**Exercise requirements:** Return the listing below exactly, with the pictures dropped.

## start Record set

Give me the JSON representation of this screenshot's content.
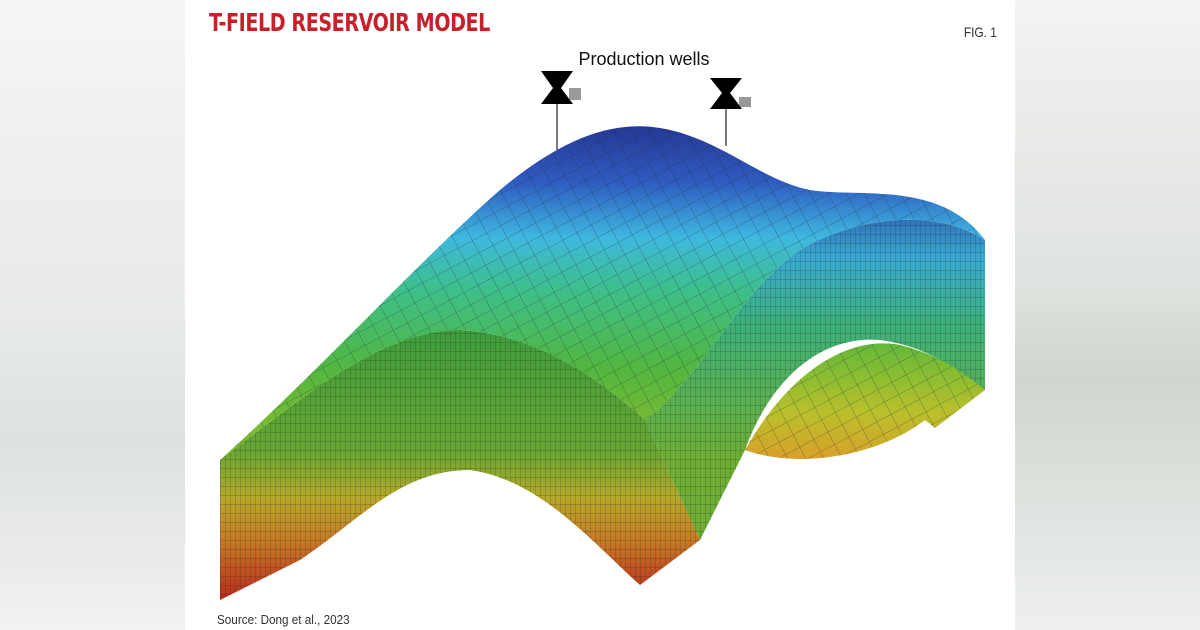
{
  "header": {
    "title": "T-FIELD RESERVOIR MODEL",
    "figure_label": "FIG. 1"
  },
  "figure": {
    "annotation": "Production wells"
  },
  "source": "Source: Dong et al., 2023"
}
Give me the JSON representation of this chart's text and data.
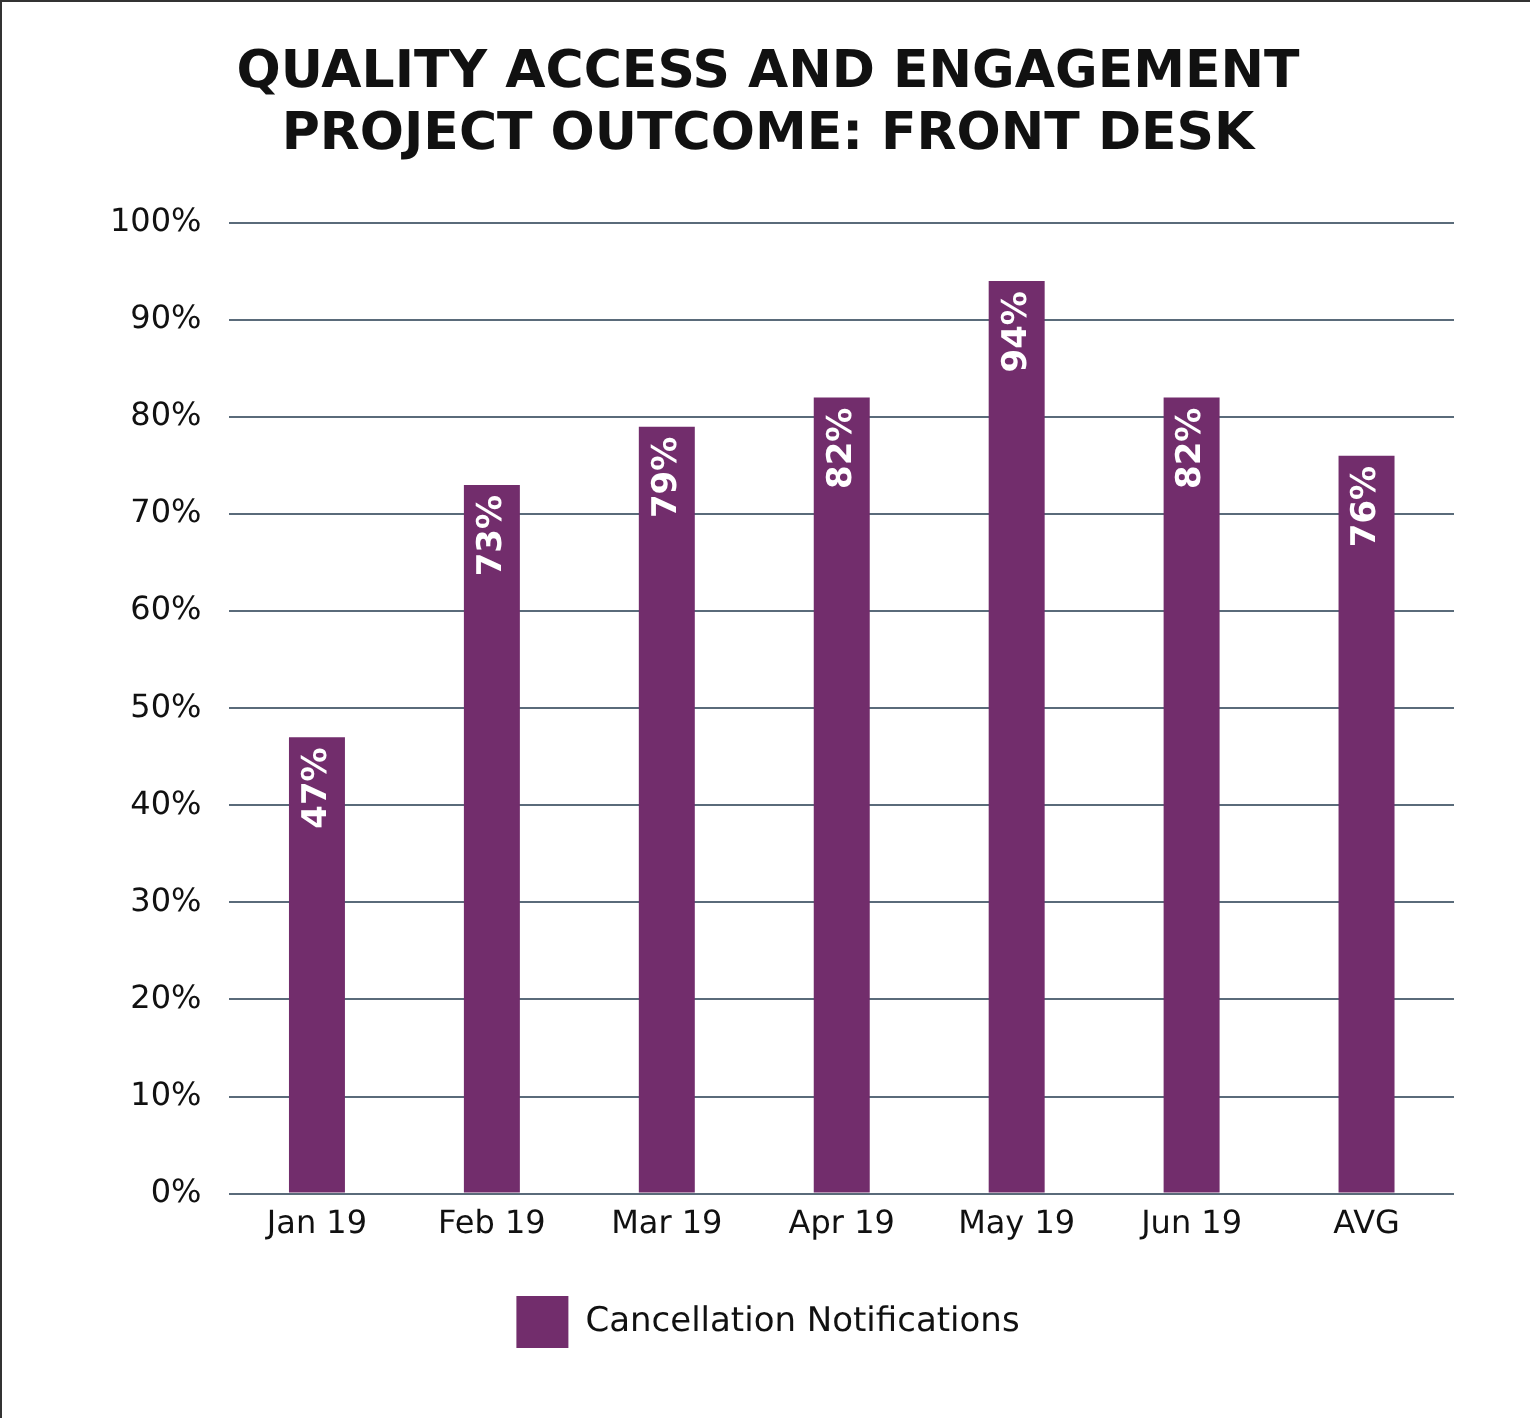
{
  "chart_data": {
    "type": "bar",
    "title": [
      "QUALITY ACCESS AND ENGAGEMENT",
      "PROJECT OUTCOME: FRONT DESK"
    ],
    "categories": [
      "Jan 19",
      "Feb 19",
      "Mar 19",
      "Apr 19",
      "May 19",
      "Jun 19",
      "AVG"
    ],
    "series": [
      {
        "name": "Cancellation Notifications",
        "color": "#722d6c",
        "values": [
          47,
          73,
          79,
          82,
          94,
          82,
          76
        ],
        "value_labels": [
          "47%",
          "73%",
          "79%",
          "82%",
          "94%",
          "82%",
          "76%"
        ]
      }
    ],
    "ylim": [
      0,
      100
    ],
    "yticks": [
      {
        "value": 0,
        "label": "0%"
      },
      {
        "value": 10,
        "label": "10%"
      },
      {
        "value": 20,
        "label": "20%"
      },
      {
        "value": 30,
        "label": "30%"
      },
      {
        "value": 40,
        "label": "40%"
      },
      {
        "value": 50,
        "label": "50%"
      },
      {
        "value": 60,
        "label": "60%"
      },
      {
        "value": 70,
        "label": "70%"
      },
      {
        "value": 80,
        "label": "80%"
      },
      {
        "value": 90,
        "label": "90%"
      },
      {
        "value": 100,
        "label": "100%"
      }
    ],
    "grid": "y",
    "legend": "bottom"
  }
}
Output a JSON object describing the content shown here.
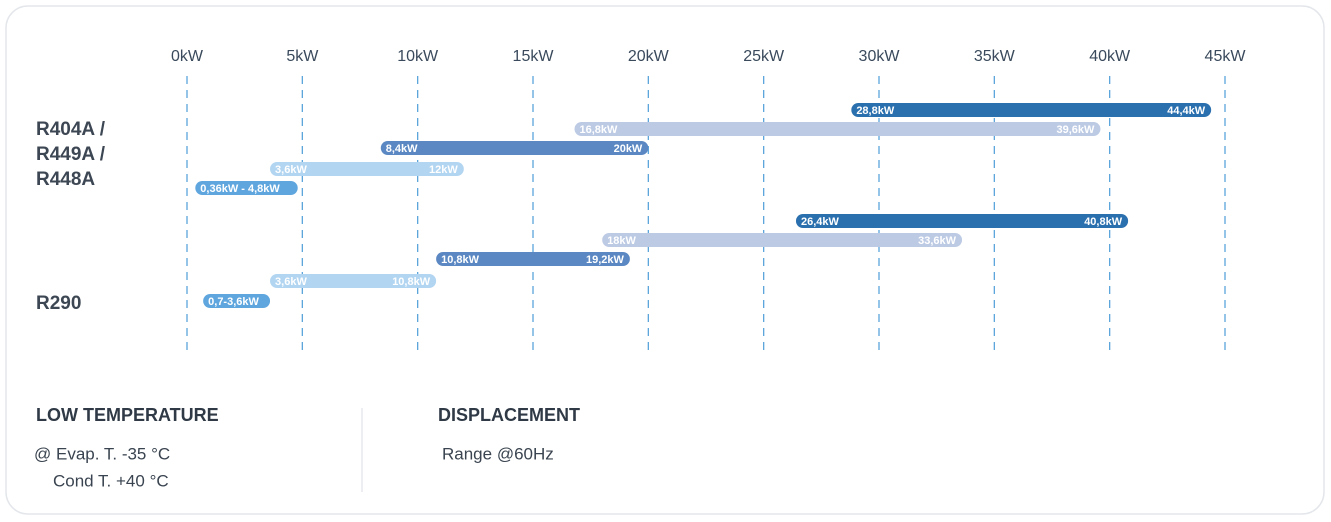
{
  "chart_data": {
    "type": "range_bar",
    "xticks": [
      {
        "value": 0,
        "label": "0kW"
      },
      {
        "value": 5,
        "label": "5kW"
      },
      {
        "value": 10,
        "label": "10kW"
      },
      {
        "value": 15,
        "label": "15kW"
      },
      {
        "value": 20,
        "label": "20kW"
      },
      {
        "value": 25,
        "label": "25kW"
      },
      {
        "value": 30,
        "label": "30kW"
      },
      {
        "value": 35,
        "label": "35kW"
      },
      {
        "value": 40,
        "label": "40kW"
      },
      {
        "value": 45,
        "label": "45kW"
      }
    ],
    "xlim": [
      0,
      45
    ],
    "grid": true,
    "groups": [
      {
        "label": [
          "R404A /",
          "R449A /",
          "R448A"
        ],
        "bars": [
          {
            "start": 28.8,
            "end": 44.4,
            "labels": [
              "28,8kW",
              "44,4kW"
            ],
            "color": "#2b70ae"
          },
          {
            "start": 16.8,
            "end": 39.6,
            "labels": [
              "16,8kW",
              "39,6kW"
            ],
            "color": "#bccae4"
          },
          {
            "start": 8.4,
            "end": 20,
            "labels": [
              "8,4kW",
              "20kW"
            ],
            "color": "#5b88c2"
          },
          {
            "start": 3.6,
            "end": 12,
            "labels": [
              "3,6kW",
              "12kW"
            ],
            "color": "#b2d5f1"
          },
          {
            "start": 0.36,
            "end": 4.8,
            "labels": [
              "0,36kW - 4,8kW"
            ],
            "color": "#5fa6de"
          }
        ]
      },
      {
        "label": [
          "R290"
        ],
        "bars": [
          {
            "start": 26.4,
            "end": 40.8,
            "labels": [
              "26,4kW",
              "40,8kW"
            ],
            "color": "#2b70ae"
          },
          {
            "start": 18,
            "end": 33.6,
            "labels": [
              "18kW",
              "33,6kW"
            ],
            "color": "#bccae4"
          },
          {
            "start": 10.8,
            "end": 19.2,
            "labels": [
              "10,8kW",
              "19,2kW"
            ],
            "color": "#5b88c2"
          },
          {
            "start": 3.6,
            "end": 10.8,
            "labels": [
              "3,6kW",
              "10,8kW"
            ],
            "color": "#b2d5f1"
          },
          {
            "start": 0.7,
            "end": 3.6,
            "labels": [
              "0,7-3,6kW"
            ],
            "color": "#5fa6de"
          }
        ]
      }
    ]
  },
  "notes": {
    "left_title": "LOW TEMPERATURE",
    "left_lines": [
      "@  Evap. T. -35 °C",
      "Cond T. +40 °C"
    ],
    "right_title": "DISPLACEMENT",
    "right_line": "Range @60Hz"
  }
}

## end Record set

**Output for this task:**
Give me the JSON representation of this screenshot's content.
{
  "header": {
    "title": "T-FIELD RESERVOIR MODEL",
    "figure_label": "FIG. 1"
  },
  "figure": {
    "annotation": "Production wells"
  },
  "source": "Source: Dong et al., 2023"
}
Give me the JSON representation of this chart's text and data.
{
  "chart_data": {
    "type": "bar",
    "title": [
      "QUALITY ACCESS AND ENGAGEMENT",
      "PROJECT OUTCOME: FRONT DESK"
    ],
    "categories": [
      "Jan 19",
      "Feb 19",
      "Mar 19",
      "Apr 19",
      "May 19",
      "Jun 19",
      "AVG"
    ],
    "series": [
      {
        "name": "Cancellation Notifications",
        "color": "#722d6c",
        "values": [
          47,
          73,
          79,
          82,
          94,
          82,
          76
        ],
        "value_labels": [
          "47%",
          "73%",
          "79%",
          "82%",
          "94%",
          "82%",
          "76%"
        ]
      }
    ],
    "ylim": [
      0,
      100
    ],
    "yticks": [
      {
        "value": 0,
        "label": "0%"
      },
      {
        "value": 10,
        "label": "10%"
      },
      {
        "value": 20,
        "label": "20%"
      },
      {
        "value": 30,
        "label": "30%"
      },
      {
        "value": 40,
        "label": "40%"
      },
      {
        "value": 50,
        "label": "50%"
      },
      {
        "value": 60,
        "label": "60%"
      },
      {
        "value": 70,
        "label": "70%"
      },
      {
        "value": 80,
        "label": "80%"
      },
      {
        "value": 90,
        "label": "90%"
      },
      {
        "value": 100,
        "label": "100%"
      }
    ],
    "grid": "y",
    "legend": "bottom"
  }
}
Output a JSON object describing the content shown here.
{
  "chart_data": {
    "type": "range_bar",
    "xticks": [
      {
        "value": 0,
        "label": "0kW"
      },
      {
        "value": 5,
        "label": "5kW"
      },
      {
        "value": 10,
        "label": "10kW"
      },
      {
        "value": 15,
        "label": "15kW"
      },
      {
        "value": 20,
        "label": "20kW"
      },
      {
        "value": 25,
        "label": "25kW"
      },
      {
        "value": 30,
        "label": "30kW"
      },
      {
        "value": 35,
        "label": "35kW"
      },
      {
        "value": 40,
        "label": "40kW"
      },
      {
        "value": 45,
        "label": "45kW"
      }
    ],
    "xlim": [
      0,
      45
    ],
    "grid": true,
    "groups": [
      {
        "label": [
          "R404A /",
          "R449A /",
          "R448A"
        ],
        "bars": [
          {
            "start": 28.8,
            "end": 44.4,
            "labels": [
              "28,8kW",
              "44,4kW"
            ],
            "color": "#2b70ae"
          },
          {
            "start": 16.8,
            "end": 39.6,
            "labels": [
              "16,8kW",
              "39,6kW"
            ],
            "color": "#bccae4"
          },
          {
            "start": 8.4,
            "end": 20,
            "labels": [
              "8,4kW",
              "20kW"
            ],
            "color": "#5b88c2"
          },
          {
            "start": 3.6,
            "end": 12,
            "labels": [
              "3,6kW",
              "12kW"
            ],
            "color": "#b2d5f1"
          },
          {
            "start": 0.36,
            "end": 4.8,
            "labels": [
              "0,36kW - 4,8kW"
            ],
            "color": "#5fa6de"
          }
        ]
      },
      {
        "label": [
          "R290"
        ],
        "bars": [
          {
            "start": 26.4,
            "end": 40.8,
            "labels": [
              "26,4kW",
              "40,8kW"
            ],
            "color": "#2b70ae"
          },
          {
            "start": 18,
            "end": 33.6,
            "labels": [
              "18kW",
              "33,6kW"
            ],
            "color": "#bccae4"
          },
          {
            "start": 10.8,
            "end": 19.2,
            "labels": [
              "10,8kW",
              "19,2kW"
            ],
            "color": "#5b88c2"
          },
          {
            "start": 3.6,
            "end": 10.8,
            "labels": [
              "3,6kW",
              "10,8kW"
            ],
            "color": "#b2d5f1"
          },
          {
            "start": 0.7,
            "end": 3.6,
            "labels": [
              "0,7-3,6kW"
            ],
            "color": "#5fa6de"
          }
        ]
      }
    ]
  },
  "notes": {
    "left_title": "LOW TEMPERATURE",
    "left_lines": [
      "@  Evap. T. -35 °C",
      "Cond T. +40 °C"
    ],
    "right_title": "DISPLACEMENT",
    "right_line": "Range @60Hz"
  }
}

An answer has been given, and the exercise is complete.